- _SUPPLIED DATA_

◆ ◆ ◆

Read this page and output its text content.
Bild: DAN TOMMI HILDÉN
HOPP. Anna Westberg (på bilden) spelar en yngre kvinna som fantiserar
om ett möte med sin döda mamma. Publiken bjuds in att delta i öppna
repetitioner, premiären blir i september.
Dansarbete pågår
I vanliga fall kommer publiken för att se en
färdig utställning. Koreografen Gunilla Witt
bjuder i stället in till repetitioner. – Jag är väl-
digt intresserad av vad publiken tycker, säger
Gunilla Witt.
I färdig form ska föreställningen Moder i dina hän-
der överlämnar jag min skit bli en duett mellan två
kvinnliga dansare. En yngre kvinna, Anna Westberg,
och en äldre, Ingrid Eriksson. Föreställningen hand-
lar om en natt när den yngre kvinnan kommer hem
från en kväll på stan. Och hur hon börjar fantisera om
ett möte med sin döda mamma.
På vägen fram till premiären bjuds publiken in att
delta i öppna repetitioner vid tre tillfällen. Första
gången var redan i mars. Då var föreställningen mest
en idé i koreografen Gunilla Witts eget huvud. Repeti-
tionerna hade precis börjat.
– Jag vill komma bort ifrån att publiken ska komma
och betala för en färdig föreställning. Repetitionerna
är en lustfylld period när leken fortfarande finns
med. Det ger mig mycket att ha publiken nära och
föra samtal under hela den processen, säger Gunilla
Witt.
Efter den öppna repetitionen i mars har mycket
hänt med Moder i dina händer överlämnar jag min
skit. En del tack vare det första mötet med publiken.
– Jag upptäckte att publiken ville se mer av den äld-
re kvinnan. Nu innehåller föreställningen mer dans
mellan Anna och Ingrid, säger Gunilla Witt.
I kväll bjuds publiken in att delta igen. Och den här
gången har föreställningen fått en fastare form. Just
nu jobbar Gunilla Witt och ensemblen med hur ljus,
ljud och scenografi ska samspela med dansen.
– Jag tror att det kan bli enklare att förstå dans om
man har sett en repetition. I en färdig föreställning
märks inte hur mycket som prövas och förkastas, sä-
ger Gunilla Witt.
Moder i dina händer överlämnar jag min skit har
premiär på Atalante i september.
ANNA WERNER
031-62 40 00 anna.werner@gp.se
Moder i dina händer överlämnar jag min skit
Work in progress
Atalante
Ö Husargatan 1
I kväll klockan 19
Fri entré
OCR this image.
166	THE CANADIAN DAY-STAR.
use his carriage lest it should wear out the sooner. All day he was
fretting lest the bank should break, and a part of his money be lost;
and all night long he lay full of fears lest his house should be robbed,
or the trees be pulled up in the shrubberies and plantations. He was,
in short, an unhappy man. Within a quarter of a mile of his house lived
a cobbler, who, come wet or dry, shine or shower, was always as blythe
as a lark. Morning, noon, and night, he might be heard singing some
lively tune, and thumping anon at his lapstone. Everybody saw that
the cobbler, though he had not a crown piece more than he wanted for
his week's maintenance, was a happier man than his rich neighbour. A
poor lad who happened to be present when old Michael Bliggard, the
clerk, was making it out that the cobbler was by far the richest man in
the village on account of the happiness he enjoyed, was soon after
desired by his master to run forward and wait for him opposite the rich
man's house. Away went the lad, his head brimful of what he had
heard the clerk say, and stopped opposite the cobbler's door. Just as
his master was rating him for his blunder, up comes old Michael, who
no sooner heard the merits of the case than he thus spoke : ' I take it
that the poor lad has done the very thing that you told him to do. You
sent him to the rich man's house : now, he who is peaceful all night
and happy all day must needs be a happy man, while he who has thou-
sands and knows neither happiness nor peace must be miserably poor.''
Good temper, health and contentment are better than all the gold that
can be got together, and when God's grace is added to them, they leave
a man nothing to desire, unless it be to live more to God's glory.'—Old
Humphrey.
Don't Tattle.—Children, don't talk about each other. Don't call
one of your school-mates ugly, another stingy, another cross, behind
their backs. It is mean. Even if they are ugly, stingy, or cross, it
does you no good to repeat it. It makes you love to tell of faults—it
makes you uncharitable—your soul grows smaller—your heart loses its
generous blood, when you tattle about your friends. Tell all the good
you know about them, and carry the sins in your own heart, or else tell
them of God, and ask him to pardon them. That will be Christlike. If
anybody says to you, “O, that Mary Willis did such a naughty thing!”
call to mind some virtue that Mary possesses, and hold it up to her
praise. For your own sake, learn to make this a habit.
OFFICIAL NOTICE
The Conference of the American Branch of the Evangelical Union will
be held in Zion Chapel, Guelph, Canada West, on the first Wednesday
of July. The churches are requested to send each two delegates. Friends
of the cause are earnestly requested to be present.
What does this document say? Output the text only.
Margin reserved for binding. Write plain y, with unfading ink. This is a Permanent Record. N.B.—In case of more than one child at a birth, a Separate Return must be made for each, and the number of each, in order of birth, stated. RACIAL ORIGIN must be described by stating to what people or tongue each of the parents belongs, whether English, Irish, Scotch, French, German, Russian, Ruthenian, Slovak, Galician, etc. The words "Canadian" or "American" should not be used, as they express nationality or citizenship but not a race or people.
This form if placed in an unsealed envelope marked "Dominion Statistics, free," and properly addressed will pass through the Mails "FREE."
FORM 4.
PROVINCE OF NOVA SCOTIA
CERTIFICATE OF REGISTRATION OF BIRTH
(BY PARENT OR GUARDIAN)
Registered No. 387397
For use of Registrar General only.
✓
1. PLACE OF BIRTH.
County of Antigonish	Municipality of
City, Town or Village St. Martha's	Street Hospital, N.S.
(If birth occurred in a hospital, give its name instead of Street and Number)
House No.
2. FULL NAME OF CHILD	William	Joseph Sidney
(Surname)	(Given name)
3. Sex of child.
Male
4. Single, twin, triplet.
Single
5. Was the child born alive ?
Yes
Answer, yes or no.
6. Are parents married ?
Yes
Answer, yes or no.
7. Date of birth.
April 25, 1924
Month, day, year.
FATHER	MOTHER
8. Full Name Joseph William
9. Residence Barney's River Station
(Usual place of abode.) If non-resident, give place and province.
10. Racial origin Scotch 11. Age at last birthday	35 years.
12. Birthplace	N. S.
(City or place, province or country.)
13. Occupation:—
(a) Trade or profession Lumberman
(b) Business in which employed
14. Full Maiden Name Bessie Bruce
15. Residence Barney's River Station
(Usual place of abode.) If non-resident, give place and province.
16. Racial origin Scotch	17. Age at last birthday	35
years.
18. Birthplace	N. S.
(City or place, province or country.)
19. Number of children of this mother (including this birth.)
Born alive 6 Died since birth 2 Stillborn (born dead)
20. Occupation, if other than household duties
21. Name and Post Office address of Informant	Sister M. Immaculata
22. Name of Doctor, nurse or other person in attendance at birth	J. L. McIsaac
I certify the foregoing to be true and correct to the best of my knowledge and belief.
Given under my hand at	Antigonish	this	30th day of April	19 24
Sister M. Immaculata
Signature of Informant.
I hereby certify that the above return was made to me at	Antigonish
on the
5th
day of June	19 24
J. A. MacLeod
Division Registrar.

◆ ◆ ◆

Repeat all the entries word for word.

Read this page and output its text content.
Bild: DAN TOMMI HILDÉN
HOPP. Anna Westberg (på bilden) spelar en yngre kvinna som fantiserar
om ett möte med sin döda mamma. Publiken bjuds in att delta i öppna
repetitioner, premiären blir i september.
Dansarbete pågår
I vanliga fall kommer publiken för att se en
färdig utställning. Koreografen Gunilla Witt
bjuder i stället in till repetitioner. – Jag är väl-
digt intresserad av vad publiken tycker, säger
Gunilla Witt.
I färdig form ska föreställningen Moder i dina hän-
der överlämnar jag min skit bli en duett mellan två
kvinnliga dansare. En yngre kvinna, Anna Westberg,
och en äldre, Ingrid Eriksson. Föreställningen hand-
lar om en natt när den yngre kvinnan kommer hem
från en kväll på stan. Och hur hon börjar fantisera om
ett möte med sin döda mamma.
På vägen fram till premiären bjuds publiken in att
delta i öppna repetitioner vid tre tillfällen. Första
gången var redan i mars. Då var föreställningen mest
en idé i koreografen Gunilla Witts eget huvud. Repeti-
tionerna hade precis börjat.
– Jag vill komma bort ifrån att publiken ska komma
och betala för en färdig föreställning. Repetitionerna
är en lustfylld period när leken fortfarande finns
med. Det ger mig mycket att ha publiken nära och
föra samtal under hela den processen, säger Gunilla
Witt.
Efter den öppna repetitionen i mars har mycket
hänt med Moder i dina händer överlämnar jag min
skit. En del tack vare det första mötet med publiken.
– Jag upptäckte att publiken ville se mer av den äld-
re kvinnan. Nu innehåller föreställningen mer dans
mellan Anna och Ingrid, säger Gunilla Witt.
I kväll bjuds publiken in att delta igen. Och den här
gången har föreställningen fått en fastare form. Just
nu jobbar Gunilla Witt och ensemblen med hur ljus,
ljud och scenografi ska samspela med dansen.
– Jag tror att det kan bli enklare att förstå dans om
man har sett en repetition. I en färdig föreställning
märks inte hur mycket som prövas och förkastas, sä-
ger Gunilla Witt.
Moder i dina händer överlämnar jag min skit har
premiär på Atalante i september.
ANNA WERNER
031-62 40 00 anna.werner@gp.se
Moder i dina händer överlämnar jag min skit
Work in progress
Atalante
Ö Husargatan 1
I kväll klockan 19
Fri entré
OCR this image.
166	THE CANADIAN DAY-STAR.
use his carriage lest it should wear out the sooner. All day he was
fretting lest the bank should break, and a part of his money be lost;
and all night long he lay full of fears lest his house should be robbed,
or the trees be pulled up in the shrubberies and plantations. He was,
in short, an unhappy man. Within a quarter of a mile of his house lived
a cobbler, who, come wet or dry, shine or shower, was always as blythe
as a lark. Morning, noon, and night, he might be heard singing some
lively tune, and thumping anon at his lapstone. Everybody saw that
the cobbler, though he had not a crown piece more than he wanted for
his week's maintenance, was a happier man than his rich neighbour. A
poor lad who happened to be present when old Michael Bliggard, the
clerk, was making it out that the cobbler was by far the richest man in
the village on account of the happiness he enjoyed, was soon after
desired by his master to run forward and wait for him opposite the rich
man's house. Away went the lad, his head brimful of what he had
heard the clerk say, and stopped opposite the cobbler's door. Just as
his master was rating him for his blunder, up comes old Michael, who
no sooner heard the merits of the case than he thus spoke : ' I take it
that the poor lad has done the very thing that you told him to do. You
sent him to the rich man's house : now, he who is peaceful all night
and happy all day must needs be a happy man, while he who has thou-
sands and knows neither happiness nor peace must be miserably poor.''
Good temper, health and contentment are better than all the gold that
can be got together, and when God's grace is added to them, they leave
a man nothing to desire, unless it be to live more to God's glory.'—Old
Humphrey.
Don't Tattle.—Children, don't talk about each other. Don't call
one of your school-mates ugly, another stingy, another cross, behind
their backs. It is mean. Even if they are ugly, stingy, or cross, it
does you no good to repeat it. It makes you love to tell of faults—it
makes you uncharitable—your soul grows smaller—your heart loses its
generous blood, when you tattle about your friends. Tell all the good
you know about them, and carry the sins in your own heart, or else tell
them of God, and ask him to pardon them. That will be Christlike. If
anybody says to you, “O, that Mary Willis did such a naughty thing!”
call to mind some virtue that Mary possesses, and hold it up to her
praise. For your own sake, learn to make this a habit.
OFFICIAL NOTICE
The Conference of the American Branch of the Evangelical Union will
be held in Zion Chapel, Guelph, Canada West, on the first Wednesday
of July. The churches are requested to send each two delegates. Friends
of the cause are earnestly requested to be present.
What does this document say? Output the text only.
Margin reserved for binding. Write plain y, with unfading ink. This is a Permanent Record. N.B.—In case of more than one child at a birth, a Separate Return must be made for each, and the number of each, in order of birth, stated. RACIAL ORIGIN must be described by stating to what people or tongue each of the parents belongs, whether English, Irish, Scotch, French, German, Russian, Ruthenian, Slovak, Galician, etc. The words "Canadian" or "American" should not be used, as they express nationality or citizenship but not a race or people.
This form if placed in an unsealed envelope marked "Dominion Statistics, free," and properly addressed will pass through the Mails "FREE."
FORM 4.
PROVINCE OF NOVA SCOTIA
CERTIFICATE OF REGISTRATION OF BIRTH
(BY PARENT OR GUARDIAN)
Registered No. 387397
For use of Registrar General only.
✓
1. PLACE OF BIRTH.
County of Antigonish	Municipality of
City, Town or Village St. Martha's	Street Hospital, N.S.
(If birth occurred in a hospital, give its name instead of Street and Number)
House No.
2. FULL NAME OF CHILD	William	Joseph Sidney
(Surname)	(Given name)
3. Sex of child.
Male
4. Single, twin, triplet.
Single
5. Was the child born alive ?
Yes
Answer, yes or no.
6. Are parents married ?
Yes
Answer, yes or no.
7. Date of birth.
April 25, 1924
Month, day, year.
FATHER	MOTHER
8. Full Name Joseph William
9. Residence Barney's River Station
(Usual place of abode.) If non-resident, give place and province.
10. Racial origin Scotch 11. Age at last birthday	35 years.
12. Birthplace	N. S.
(City or place, province or country.)
13. Occupation:—
(a) Trade or profession Lumberman
(b) Business in which employed
14. Full Maiden Name Bessie Bruce
15. Residence Barney's River Station
(Usual place of abode.) If non-resident, give place and province.
16. Racial origin Scotch	17. Age at last birthday	35
years.
18. Birthplace	N. S.
(City or place, province or country.)
19. Number of children of this mother (including this birth.)
Born alive 6 Died since birth 2 Stillborn (born dead)
20. Occupation, if other than household duties
21. Name and Post Office address of Informant	Sister M. Immaculata
22. Name of Doctor, nurse or other person in attendance at birth	J. L. McIsaac
I certify the foregoing to be true and correct to the best of my knowledge and belief.
Given under my hand at	Antigonish	this	30th day of April	19 24
Sister M. Immaculata
Signature of Informant.
I hereby certify that the above return was made to me at	Antigonish
on the
5th
day of June	19 24
J. A. MacLeod
Division Registrar.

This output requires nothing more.